STATED GOAL: Reproduce the listing that follows with no differences at all.

Some records:
[START]

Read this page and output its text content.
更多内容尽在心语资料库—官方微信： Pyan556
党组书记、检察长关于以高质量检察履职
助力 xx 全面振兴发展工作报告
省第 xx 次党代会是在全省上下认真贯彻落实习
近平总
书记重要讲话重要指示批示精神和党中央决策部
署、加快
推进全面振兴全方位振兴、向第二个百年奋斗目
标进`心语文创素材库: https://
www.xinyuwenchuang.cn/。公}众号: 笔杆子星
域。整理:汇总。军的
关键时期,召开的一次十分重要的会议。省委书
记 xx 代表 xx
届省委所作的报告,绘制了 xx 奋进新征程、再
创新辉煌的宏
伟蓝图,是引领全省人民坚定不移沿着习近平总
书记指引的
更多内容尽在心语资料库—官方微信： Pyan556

[END]

RESULT FOR THIS EXERCISE:
Read this page and output its text content.
更多内容尽在心语资料库—官方微信： Pyan556
党组书记、检察长关于以高质量检察履职
助力 xx 全面振兴发展工作报告
省第 xx 次党代会是在全省上下认真贯彻落实习
近平总
书记重要讲话重要指示批示精神和党中央决策部
署、加快
推进全面振兴全方位振兴、向第二个百年奋斗目
标进`心语文创素材库: https://
www.xinyuwenchuang.cn/。公}众号: 笔杆子星
域。整理:汇总。军的
关键时期,召开的一次十分重要的会议。省委书
记 xx 代表 xx
届省委所作的报告,绘制了 xx 奋进新征程、再
创新辉煌的宏
伟蓝图,是引领全省人民坚定不移沿着习近平总
书记指引的
更多内容尽在心语资料库—官方微信： Pyan556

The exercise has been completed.